● **JOB**
Read the records and gather each line that includes "respuesta".
═══
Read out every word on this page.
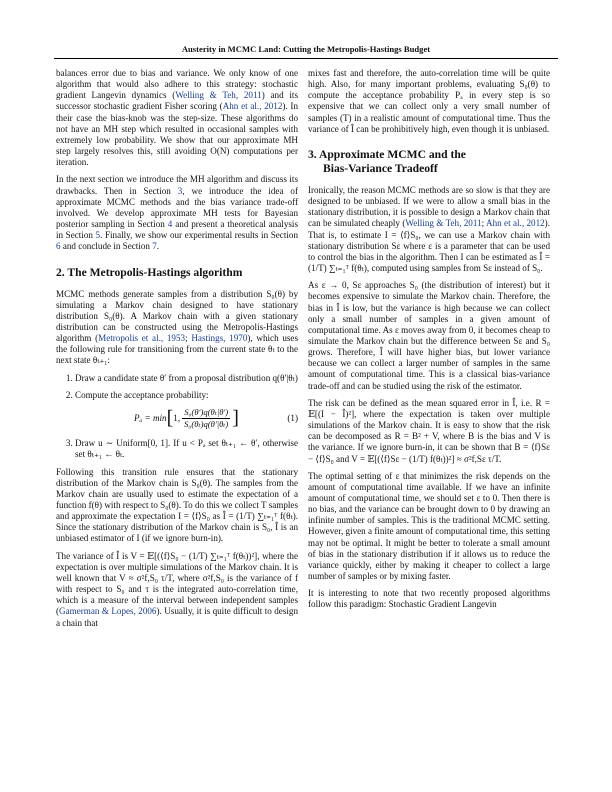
Austerity in MCMC Land: Cutting the Metropolis-Hastings Budget

balances error due to bias and variance. We only know of one algorithm that would also adhere to this strategy: stochastic gradient Langevin dynamics (Welling & Teh, 2011) and its successor stochastic gradient Fisher scoring (Ahn et al., 2012). In their case the bias-knob was the step-size. These algorithms do not have an MH step which resulted in occasional samples with extremely low probability. We show that our approximate MH step largely resolves this, still avoiding O(N) computations per iteration.

In the next section we introduce the MH algorithm and discuss its drawbacks. Then in Section 3, we introduce the idea of approximate MCMC methods and the bias variance trade-off involved. We develop approximate MH tests for Bayesian posterior sampling in Section 4 and present a theoretical analysis in Section 5. Finally, we show our experimental results in Section 6 and conclude in Section 7.

2. The Metropolis-Hastings algorithm

MCMC methods generate samples from a distribution S₀(θ) by simulating a Markov chain designed to have stationary distribution S₀(θ). A Markov chain with a given stationary distribution can be constructed using the Metropolis-Hastings algorithm (Metropolis et al., 1953; Hastings, 1970), which uses the following rule for transitioning from the current state θₜ to the next state θₜ₊₁:

1. Draw a candidate state θ′ from a proposal distribution q(θ′|θₜ)
2. Compute the acceptance probability:
Pₐ = min [ 1, $\frac{\text{S₀(θ′)q(θₜ|θ′)}}{\text{S₀(θₜ)q(θ′|θₜ)}}$ ]	(1)
3. Draw u ∼ Uniform[0, 1]. If u < Pₐ set θₜ₊₁ ← θ′, otherwise set θₜ₊₁ ← θₜ.

Following this transition rule ensures that the stationary distribution of the Markov chain is S₀(θ). The samples from the Markov chain are usually used to estimate the expectation of a function f(θ) with respect to S₀(θ). To do this we collect T samples and approximate the expectation I = ⟨f⟩S₀ as Î = (1/T) ∑ₜ₌₁ᵀ f(θₜ). Since the stationary distribution of the Markov chain is S₀, Î is an unbiased estimator of I (if we ignore burn-in).

The variance of Î is V = 𝔼[(⟨f⟩S₀ − (1/T) ∑ₜ₌₁ᵀ f(θₜ))²], where the expectation is over multiple simulations of the Markov chain. It is well known that V ≈ σ²f,S₀ τ/T, where σ²f,S₀ is the variance of f with respect to S₀ and τ is the integrated auto-correlation time, which is a measure of the interval between independent samples (Gamerman & Lopes, 2006). Usually, it is quite difficult to design a chain that

mixes fast and therefore, the auto-correlation time will be quite high. Also, for many important problems, evaluating S₀(θ) to compute the acceptance probability Pₐ in every step is so expensive that we can collect only a very small number of samples (T) in a realistic amount of computational time. Thus the variance of Î can be prohibitively high, even though it is unbiased.

3. Approximate MCMC and the
Bias-Variance Tradeoff

Ironically, the reason MCMC methods are so slow is that they are designed to be unbiased. If we were to allow a small bias in the stationary distribution, it is possible to design a Markov chain that can be simulated cheaply (Welling & Teh, 2011; Ahn et al., 2012). That is, to estimate I = ⟨f⟩S₀, we can use a Markov chain with stationary distribution Sε where ε is a parameter that can be used to control the bias in the algorithm. Then I can be estimated as Î = (1/T) ∑ₜ₌₁ᵀ f(θₜ), computed using samples from Sε instead of S₀.

As ε → 0, Sε approaches S₀ (the distribution of interest) but it becomes expensive to simulate the Markov chain. Therefore, the bias in Î is low, but the variance is high because we can collect only a small number of samples in a given amount of computational time. As ε moves away from 0, it becomes cheap to simulate the Markov chain but the difference between Sε and S₀ grows. Therefore, Î will have higher bias, but lower variance because we can collect a larger number of samples in the same amount of computational time. This is a classical bias-variance trade-off and can be studied using the risk of the estimator.

The risk can be defined as the mean squared error in Î, i.e. R = 𝔼[(I − Î)²], where the expectation is taken over multiple simulations of the Markov chain. It is easy to show that the risk can be decomposed as R = B² + V, where B is the bias and V is the variance. If we ignore burn-in, it can be shown that B = ⟨f⟩Sε − ⟨f⟩S₀ and V = 𝔼[(⟨f⟩Sε − (1/T) f(θₜ))²] ≈ σ²f,Sε τ/T.

The optimal setting of ε that minimizes the risk depends on the amount of computational time available. If we have an infinite amount of computational time, we should set ε to 0. Then there is no bias, and the variance can be brought down to 0 by drawing an infinite number of samples. This is the traditional MCMC setting. However, given a finite amount of computational time, this setting may not be optimal. It might be better to tolerate a small amount of bias in the stationary distribution if it allows us to reduce the variance quickly, either by making it cheaper to collect a large number of samples or by mixing faster.

It is interesting to note that two recently proposed algorithms follow this paradigm: Stochastic Gradient Langevin
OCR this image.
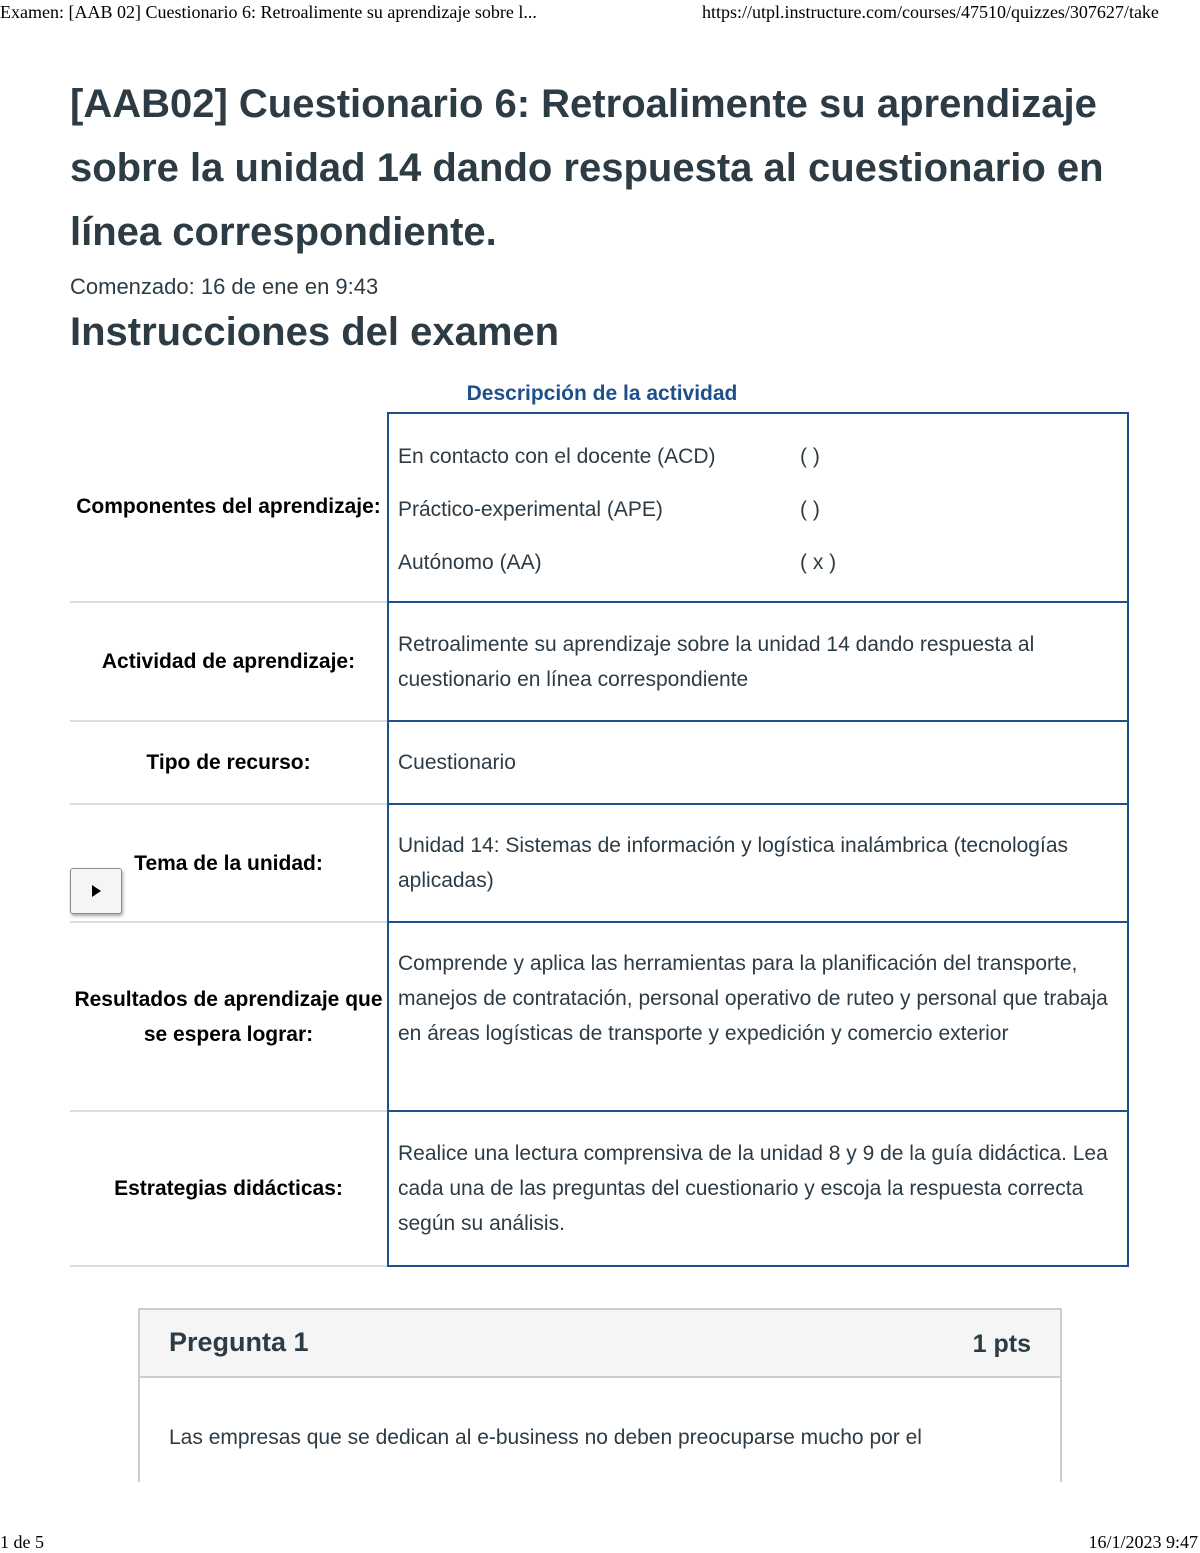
Examen: [AAB 02] Cuestionario 6: Retroalimente su aprendizaje sobre l...	https://utpl.instructure.com/courses/47510/quizzes/307627/take
[AAB02] Cuestionario 6: Retroalimente su aprendizaje sobre la unidad 14 dando respuesta al cuestionario en línea correspondiente.
Comenzado: 16 de ene en 9:43
Instrucciones del examen
Descripción de la actividad
Componentes del aprendizaje:
En contacto con el docente (ACD)	( )
Práctico-experimental (APE)	( )
Autónomo (AA)	( x )
Actividad de aprendizaje:
Retroalimente su aprendizaje sobre la unidad 14 dando respuesta al cuestionario en línea correspondiente
Tipo de recurso:	Cuestionario
Tema de la unidad:
Unidad 14: Sistemas de información y logística inalámbrica (tecnologías aplicadas)
Resultados de aprendizaje que se espera lograr:
Comprende y aplica las herramientas para la planificación del transporte, manejos de contratación, personal operativo de ruteo y personal que trabaja en áreas logísticas de transporte y expedición y comercio exterior
Estrategias didácticas:
Realice una lectura comprensiva de la unidad 8 y 9 de la guía didáctica. Lea cada una de las preguntas del cuestionario y escoja la respuesta correcta según su análisis.
Pregunta 1	1 pts
Las empresas que se dedican al e-business no deben preocuparse mucho por el
1 de 5	16/1/2023 9:47
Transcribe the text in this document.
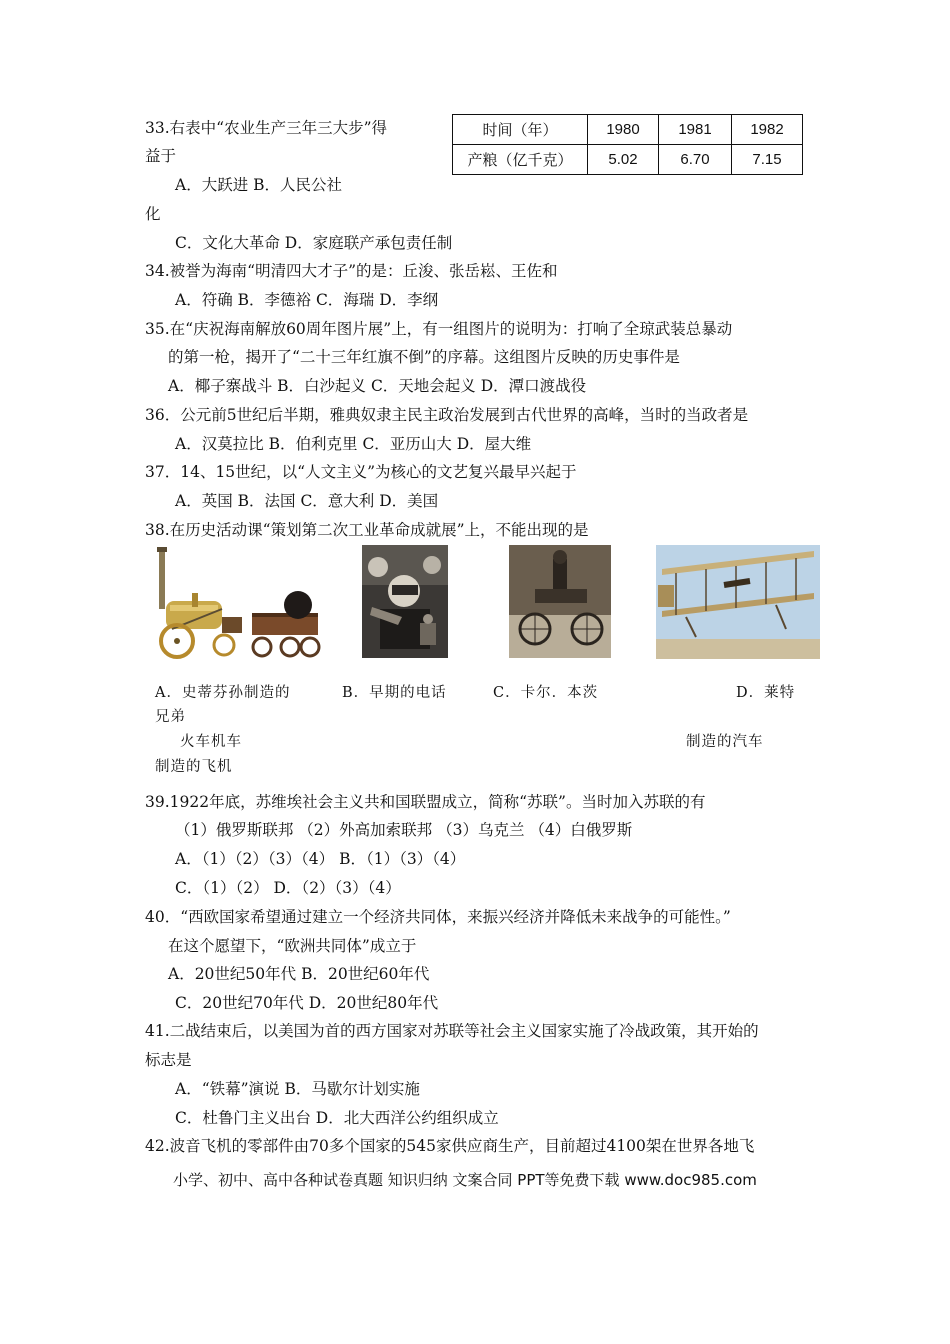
33.右表中“农业生产三年三大步”得
益于
A．大跃进 B．人民公社
化
C．文化大革命 D．家庭联产承包责任制
时间（年）	1980	1981	1982
产粮（亿千克）	5.02	6.70	7.15
34.被誉为海南“明清四大才子”的是：丘浚、张岳崧、王佐和
A．符确 B．李德裕 C．海瑞 D．李纲
35.在“庆祝海南解放60周年图片展”上，有一组图片的说明为：打响了全琼武装总暴动
的第一枪，揭开了“二十三年红旗不倒”的序幕。这组图片反映的历史事件是
A．椰子寨战斗 B．白沙起义 C．天地会起义 D．潭口渡战役
36．公元前5世纪后半期，雅典奴隶主民主政治发展到古代世界的高峰，当时的当政者是
A．汉莫拉比 B．伯利克里 C．亚历山大 D．屋大维
37．14、15世纪，以“人文主义”为核心的文艺复兴最早兴起于
A．英国 B．法国 C．意大利 D．美国
38.在历史活动课“策划第二次工业革命成就展”上，不能出现的是
A．史蒂芬孙制造的	B．早期的电话	C．卡尔．本茨	D．莱特
兄弟
火车机车	制造的汽车
制造的飞机
39.1922年底，苏维埃社会主义共和国联盟成立，简称“苏联”。当时加入苏联的有
（1）俄罗斯联邦 （2）外高加索联邦 （3）乌克兰 （4）白俄罗斯
A．（1）（2）（3）（4） B．（1）（3）（4）
C．（1）（2） D．（2）（3）（4）
40．“西欧国家希望通过建立一个经济共同体，来振兴经济并降低未来战争的可能性。”
在这个愿望下，“欧洲共同体”成立于
A．20世纪50年代 B．20世纪60年代
C．20世纪70年代 D．20世纪80年代
41.二战结束后，以美国为首的西方国家对苏联等社会主义国家实施了冷战政策，其开始的
标志是
A．“铁幕”演说 B．马歇尔计划实施
C．杜鲁门主义出台 D．北大西洋公约组织成立
42.波音飞机的零部件由70多个国家的545家供应商生产，目前超过4100架在世界各地飞
小学、初中、高中各种试卷真题 知识归纳 文案合同 PPT等免费下载 www.doc985.com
═══
● **SOLUTION FOR THIS EXERCISE**
[AAB02] Cuestionario 6: Retroalimente su aprendizaje sobre la unidad 14 dando respuesta al cuestionario en línea correspondiente.
Retroalimente su aprendizaje sobre la unidad 14 dando respuesta al cuestionario en línea correspondiente
Realice una lectura comprensiva de la unidad 8 y 9 de la guía didáctica. Lea cada una de las preguntas del cuestionario y escoja la respuesta correcta según su análisis.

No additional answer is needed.